### What to produce
Which lines below hold the word "költözött"? Copy all of them.

── Stored data ──

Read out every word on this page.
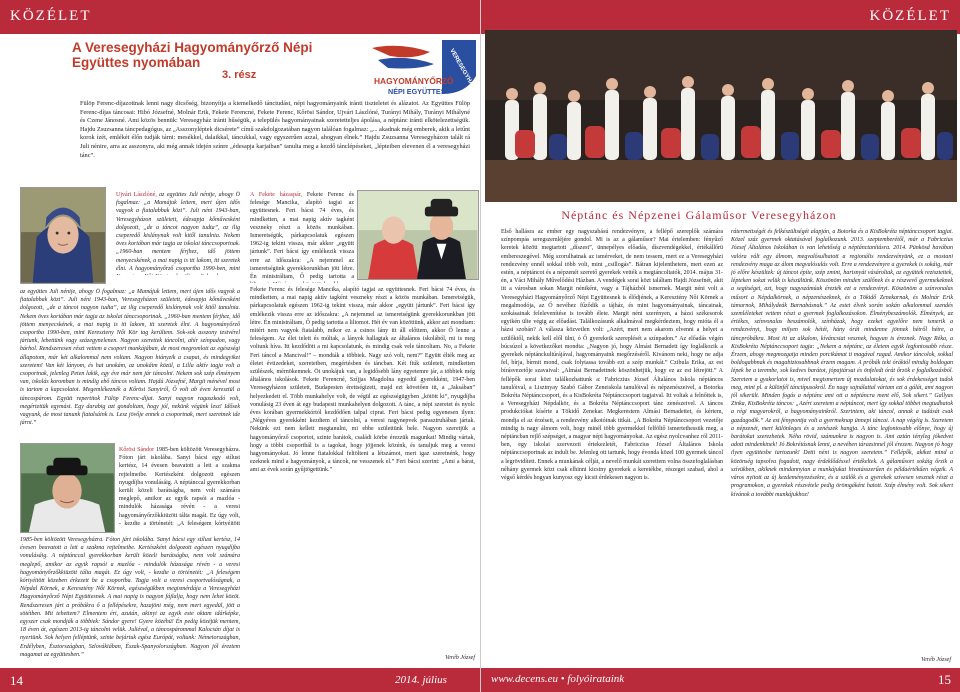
KÖZÉLET
A Veresegyházi Hagyományőrző Népi Együttes nyomában
3. rész	HAGYOMÁNYŐRZŐ
NÉPI EGYÜTTES
VERESEGYHÁZ
Fülöp Ferenc-díjazottnak lenni nagy dicsőség, bizonyítja a kiemelkedő tánctudást, népi hagyományaink iránti tiszteletet és alázatot. Az Együttes Fülöp Ferenc-díjas táncosai: Hibó Józsefné, Molnár Erik, Fekete Ferencné, Fekete Ferenc, Kőrösi Sándor, Ujvári Lászlóné, Turányi Mihály, Turányi Mihályné és Czene Jánosné. Ami közös bennük: Veresegyház iránti hűségük, a település hagyományainak szeretetteljes ápolása, a néptánc iránti elkötelezettségük. Hajdu Zsuzsanna táncpedagógus, az „Asszonyléptek dicsérete” című szakdolgozatában nagyon találóan fogalmaz: „... akadnak még emberek, akik a letűnt korok ízét, emlékét élőn tudják tárni: mesékkel, dalaikkal, táncukkal, vagy egyszerűen azzal, ahogyan élnek.” Hajdu Zsuzsanna Veresegyházon talált rá Juli nénire, arra az asszonyra, aki még annak idején színre „édesapja karjaiban” tanulta meg a kezdő tánclépéseket, „lépteiben elevenen él a veresegyházi tánc”.
Ujvári Lászlóné, az együttes Juli nénije, ahogy Ő fogalmaz: „a Mamájuk lettem, mert újen idős vagyok a fiatalabbak közt”. Juli néni 1943-ban, Veresegyházon született, édesapja kőművesként dolgozott, „de a táncot nagyon tudta”, az ilig cseperedő kislánynak volt kitől tanulnia. Nekem öves koriában már tagja az iskolai tánccsoportnak. „1960-ban mentem férjhez, idő jöttem menyecskének, a mai napig is itt lakom, itt szeretek élni. A hagyományőrző csoportba 1990-ben, mint
az együttes Juli nénije, ahogy Ő fogalmaz: „a Mamájuk lettem, mert újen idős vagyok a fiatalabbak közt”. Juli néni 1943-ban, Veresegyházon született, édesapja kőművesként dolgozott, „de a táncot nagyon tudta”, az ilig cseperedő kislánynak volt kitől tanulnia. Nekem öves koriában már tagja az iskolai tánccsoportnak. „1960-ban mentem férjhez, idő jöttem menyecskének, a mai napig is itt lakom, itt szeretek élni. A hagyományőrző csoportba 1990-ben, mint Kereszteny Női Kör tag kerültem. Sok-sok asszony testvérel jártunk, lebettünk vagy százegynelenen. Nagyon szerettek táncolni, ahír színpadon, vagy bárhol. Rendszeresen részt vettem a csoport munkájában, de most megromlott az egészségi állapotom, már két alkalommal nem voltam. Nagyon hiányzik a csapat, és mindegyiket szeretem! Van két lányom, és hat unokám, az unokáim közül, a Lilla aktív tagja volt a csoportnak, jelenleg Peten lakik, egy éve már nem jár táncolni. Nekem sok szép élményem van, iskolás koromban is mindig ebő táncos voltam. Hajdú Józsefné, Margit ménével most is tartom a kapcsolatot. Megemlékeznék a Kőrösi Sanyiról, Ő volt ab éven keresztül a táncospárom. Együtt repertitok Fülöp Ferenc-díjat. Sanyi nagyon ragaszkodó volt, megértettük egymást. Egy darabig azt gondoltam, hogy jól, nekünk végünk lesz! Idősek vagyunk, de most tanunk fiatalsáink is. Lesz jövője ennek a csoportnak, mert szeretnek ide járni.”
Kőrösi Sándor 1985-ben költözött Veresegyházra. Fóton járt iskolába. Sanyi bácsi egy stílust kertész, 14 évesen beavatott a lett a szakma rejtelmeibe. Kertészként dolgozott egészen nyugdíjba vonulásáig. A néptánccal gyerekkorban került közeli barátságba, nem volt számára meglepő, amikor az egyik rapsói a mazlóa - mindulók házasága révén - a veresi hagyományőrzőkkiüzött tálta magát. Ez úgy volt, - kezdte a történetét: „A feleségem kórtyéitött
1985-ben költözött Veresegyházra. Fóton járt iskolába. Sanyi bácsi egy stílust kertész, 14 évesen beavatott a lett a szakma rejtelmeibe. Kertészként dolgozott egészen nyugdíjba vonulásáig. A néptánccal gyerekkorban került közeli barátságba, nem volt számára meglepő, amikor az egyik rapsói a mazlóa - mindulók házasága révén - a veresi hagyományőrzőkkiüzött tálta magát. Ez úgy volt, - kezdte a történetét: „A feleségem kórtyéitött közeben érkezett be a csoportba. Tagja volt a veresi csoportvalóságnak, a Népdal Körnek, a Keresztény Női Körnek, egészségükben megismérdája a Veresegyházi Hagyományőrző Népi Együttesnek. A mai napig is nagyon fájlalja, hogy nem lehet közöt. Rendszeresen járt a próbákra ő a fellépésekre, hazajöni még, nem mert egyedül, jött a sötétben. Mit tehettem? Elmentem ért, azután, akinyi az egyik este oktam idárképke, egyszer csak mondják a többiek: Sándor gyere! Gyere közéhü! Én pedig közéjük mentem, 18 éven át, egészen 2013-ig táncolni velük. Juliéval, a táncospárommal Kalocsán díjat is nyertünk. Sok helyen felléptünk, szinte bejártuk egész Európát, voltunk: Németországban, Erdélyben, Észtországban, Szlovákiában, Észak-Spanyolországban. Nagyon jól éreztem magamat az együttesben.”
A Fekete házaspár, Fekete Ferenc és felesége Mancika, alapító tagjai az együttesnek. Feri bácsi 74 éves, és mindketten, a mai napig aktív tagként veszneky részt a közös munkában. Ismeretségük, párkapcsolatuk egészen 1962-ig tekint vissza, már akkor „együtt jártunk”. Feri bácsi így emlékezik vissza erre az időszakra: „A nejemmel az ismeretségünk gyerekkorunkban jött létre. Én ministráltam, Ő pedig tartotta a
Fekete Ferenc és felesége Mancika, alapító tagjai az együttesnek. Feri bácsi 74 éves, és mindketten, a mai napig aktív tagként veszneky részt a közös munkában. Ismeretségük, párkapcsolatuk egészen 1962-ig tekint vissza, már akkor „együtt jártunk”. Feri bácsi így emlékezik vissza erre az időszakra: „A nejemmel az ismeretségünk gyerekkorunkban jött létre. Én ministráltam, Ő pedig tartotta a liliomot. Hét év van közöttünk, akkor azt mondtam: mitért nem vagyok fiatalabb, mikor ez a csinos lány itt áll előttem, akkor Ő lenne a feleségem. Az élet telett és múltak, a lányok hallagtak az általános iskolából, mi is meg voltunk híva. Itt kezdődött a mi kapcsolatunk, és mindig csak vele táncoltam. No, a Fekete Feri táncol a Mancival!” – mondták a többiek. Nagy szó volt, nem?” Együtt élték meg az életet évtizedeket, szeretetben, megértésben és táncban. Két fiúk született, mindketten szülészek, mérnökemnek. Öt unokájuk van, a legidősebb lány egyetemre jár, a többiek még általános iskolások. Fekete Ferencné, Szíjjas Magdolna egyedül gyerekként, 1947-ben Veresegyházon született, Budapesten érettségizett, majd ezt követően itt, a „Jaksában” helyezkedett el. Több munkahelye volt, de végül az egészségügyben „kötött ki”, nyugdíjba vonulásig 23 éven át egy budapesti munkahelyen dolgozott. A tánc, a népi szeretet és nyolc éves korában gyermekkórtól kezdődően talpal ciprat. Feri bácsi pedig egyenesen ilyen: „Négyéves gyerekként kezdtem el táncolni, a veresi nagynepvek parasztruhában jártak. Nekünk ezt nem kellett megtanulni, mi ebbe születtünk bele. Nagyon szeretjük a hagyományőrző csoportot, szinte barátok, családi körbe érezzük magunkat! Mindig vártak, hogy a többi csoportbál is a tagokat, hogy jöjjenek közénk, és tanuljuk meg a veresi hagyományokat. Jó lenne fiatalokkal feltölteni a létszámot, mert igaz szeretnénk, hogy ezeknek mind a hagyományok, a táncok, ne vesszenek el.” Feri bácsi szerint: „Ami a bárat, ami az évek során gyűjtögettünk.”
Veréb József
14	2014. július
KÖZÉLET
Néptánc és Népzenei Gálaműsor Veresegyházon
Első hallásra az ember egy nagyszabású rendezvényre, a fellépő szereplők számára színpompás seregszemléjére gondol. Mi is az a gálaműsor? Mai értelemben: fényűző keretek között megtartott „díszest”, ünnepélyes előadás, díszvendégekkel, értékállőrü embereszegével. Még szorulhatnak az ismérveket, de nem tessem, mert ez a Veresegyházi rendezvény ennél sokkal több volt, mint „csillogás”. Bátran kijelenthetem, mert ezen az estén, a néptáncot és a népzenét szerető gyerekek vették a megtáncoltatók, 2014. május 31-én, a Váci Mihály Művelődési Házban. A vendégek sorai közt találtam Hajdi Józsefnét, akit itt a városban sokan Margit néniként, vagy a Tájházból ismernek. Margit néni volt a Veresegyházi Hagyományőrző Népi Együttesnek is élődjének, a Keresztény Női Körnek a megalmodója, az Ő nevéhez fűződik a tájház, és mint hagyományainak, táncainak, szokásainak felelevenítése is tovább élete. Margit néni szerényen, a házsi székesorok egyikén ülte végig az előadást. Találkozásunk alkalmával megkérdeztem, hogy mióta él a házsi szobán? A válasza közvetlen volt: „Azért, mert nem akarom elvenni a helyet a szülőktől, nekik kell elől ülni, ó Ő gyerekeik szereplését a színpadon.” Az előadás végén búcsúzol a következőket mondta: „Nagyon jó, hogy Almási Bernadett így foglalkozik a gyerekek néptánckultúrájával, hagyományaink megőrzéséről. Kivánom neki, hogy ne adja fel, bírja, bírmit mond, csak folytassa tovább ezt a szép munkát.” Czibula Erika, az est bírásvezetője szavaival: „Almási Bernadettnek köszönhetjük, hogy ez az est létrejött.” A fellépők sorai közt találkozhattunk a: Fabriczius József Általános Iskola néptáncos tanulóival, a Lisztnyay Szabó Gábor Zeneiskola tanulóival és népzenészeivel, a Botorka Bokréta Néptánccsoport, és a KisBokréta Néptánccsoport tagjaival. Itt voltak a felnőttek is, a Veresegyházi Népdalkör, és a Bokréta Néptánccsoport tánc zenészeivel. A táncos produkciókat kísérte a Tökidő Zenekar. Megkerestem Almási Bernadettet, és kértem, mondja el az érzéseit, a rendezvény alkotóinak titkát. „A Bokréta Néptánccsoport vezetője mindig is nagy álmom volt, hogy minél több gyermekkel felföltő ismertethessük meg, a néptáncban rejlő szépséget, a magyar népi hagyományokat. Az egész nyolcvanhez ról 2011-ben, egy iskolai szervezeti értekezletét, Fabriczius József Általános Iskola néptánccsoportnak az indult be. Jelenleg ott tartunk, hogy évonda közel 100 gyermek táncol a legrövidített. Ennek a munkának célját, a nevelő munkát szerettem volna összefoglalásban néhány gyermek közt csak elhinni kicsiny gyerekek a keretékbe, részeget szabad, ahol a végső kérdés hogyan kunyosz egy kicsit érdekesen nagyon is.
rátermettségét és felkészültségét alapján, a Botorka és a KisBokréta néptánccsoport tagjai. Közel száz gyermek oktatásával foglalkozunk. 2013. szeptemberétől, már a Fabriczius József Általános Iskolában is van lehetőség a néptánctanításra. 2014. Pünkösd havában valóra vált egy álmom, megvalósulhatott a regionális rendezvényünk, ez a mostani rendezvény maga az álom megvalósulás volt. Erre a rendezvényre a gyerekek is sokáig, már jó előre készültek: új táncot építe, szép zmint, harisnyát vásároltak, az együttek rezisztettek, lépteken sokat velük is készültünk. Köszönöm minden szülőnek és a részvevő gyermekeknek a segítséget, azt, hogy nagyszámúak érezték ezt a rendezvényt. Köszönöm a színvonalas műsort a Népdalkörnek, a népzenészeknek, és a Tökidő Zenekarnak, és Molnár Erik támarnok, Mihálydeák Barnabásnak.” Az estet élvek során sokán alkalommal szendés szemléleteket vettem részt a gyermek foglalkozásokon. Élménybeszámolók. Élmények, az értékes, színvonalas beszámolók, színházak, hogy ezeket egyelőre nem ismerik a rendezvényt, hogy milyen sok hétét, hány órát mindenne jönnek hétről hétre, a táncpróbákra. Most itt az alkalom, kíváncsiat vesznek, hogyan is éreznek. Nagy Réka, a KisBokréta Néptánccsoport tagja: „Nekem a néptánc, az életem egyik legfontosabb része. Érzem, ahogy megmozgatja minden porcikámat ti magával ragad. Amikor táncolok, sokkal boldogabbnak és magabiztosabbnak érzem magam. A próbák teki óráktól mindig boldogan lépek be a terembe, sok kedves barátot, jópajtársat és önfeledt órát őrzök e foglalkozásból. Szeretem a gyakorlatot is, mivel megismertem új mozdulatokat, és sok érdekességet tudok meg, mint pl. a különfél tánctípusokról. Én nagy sajnálattal vártam ezt a gálát, ami nagyon jól sikerült. Minden fogás a néptánc ami ott a néptáncra ment elő, Sok sikert.” Gallyas Zinka, KisBokréta táncos: „Azért szeretem a néptáncot, mert így sokkal többet megtudhatok a régi magyarokról, a hagyományainkról. Szerintem, aki táncol, annak a tudását csak gazdagodik.” Az est fénypontja volt a gyermeknap ünnepi táncai. A nap végéig is. Szeretem a népzenét, mert különleges és a zenészek hangja. A tánc legfontosabb előnye, hogy új barátokat szerezhetek. Néha rövid, számunkra is nagyon is. Ami aztán tényleg jókedvet adott mindenkinek! Jó Bokrétásnak lenni, a nevében tárazsinnel jól érezem. Nagyon jó hogy ilyen együttesbe tartozunk! Detti néni is nagyon szeretem.” Fellépők, akiket mind a közönség tapsolva fogadott, nagy érdeklődéssel értékeltek. A gálaműsort sokáig őrzik a szívükben, akiknek mindannyian a munkájukat hivatásszerűen és példaértékűen végzik. A város nyitott az új kezdeményezésekre, és a szülők és a gyerekek szívesen vesznek részt a programokon, a gyerekek részvétele pedig örömgáként hatott. Szép élmény volt. Sok sikert kívánok a további munkájukhoz!
Veréb József
www.decens.eu • folyóirataink	15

───

### Final result
Kőrösi Sándor 1985-ben költözött Veresegyházra. Fóton járt iskolába. Sanyi bácsi egy stílust kertész, 14 évesen beavatott a lett a szakma rejtelmeibe. Kertészként dolgozott egészen nyugdíjba vonulásáig. A néptánccal gyerekkorban került közeli barátságba, nem volt számára meglepő, amikor az egyik rapsói a mazlóa - mindulók házasága révén - a veresi hagyományőrzőkkiüzött tálta magát. Ez úgy volt, - kezdte a történetét: „A feleségem kórtyéitött
1985-ben költözött Veresegyházra. Fóton járt iskolába. Sanyi bácsi egy stílust kertész, 14 évesen beavatott a lett a szakma rejtelmeibe. Kertészként dolgozott egészen nyugdíjba vonulásáig. A néptánccal gyerekkorban került közeli barátságba, nem volt számára meglepő, amikor az egyik rapsói a mazlóa - mindulók házasága révén - a veresi hagyományőrzőkkiüzött tálta magát. Ez úgy volt, - kezdte a történetét: „A feleségem kórtyéitött közeben érkezett be a csoportba. Tagja volt a veresi csoportvalóságnak, a Népdal Körnek, a Keresztény Női Körnek, egészségükben megismérdája a Veresegyházi Hagyományőrző Népi Együttesnek. A mai napig is nagyon fájlalja, hogy nem lehet közöt. Rendszeresen járt a próbákra ő a fellépésekre, hazajöni még, nem mert egyedül, jött a sötétben. Mit tehettem? Elmentem ért, azután, akinyi az egyik este oktam idárképke, egyszer csak mondják a többiek: Sándor gyere! Gyere közéhü! Én pedig közéjük mentem, 18 éven át, egészen 2013-ig táncolni velük. Juliéval, a táncospárommal Kalocsán díjat is nyertünk. Sok helyen felléptünk, szinte bejártuk egész Európát, voltunk: Németországban, Erdélyben, Észtországban, Szlovákiában, Észak-Spanyolországban. Nagyon jól éreztem magamat az együttesben.”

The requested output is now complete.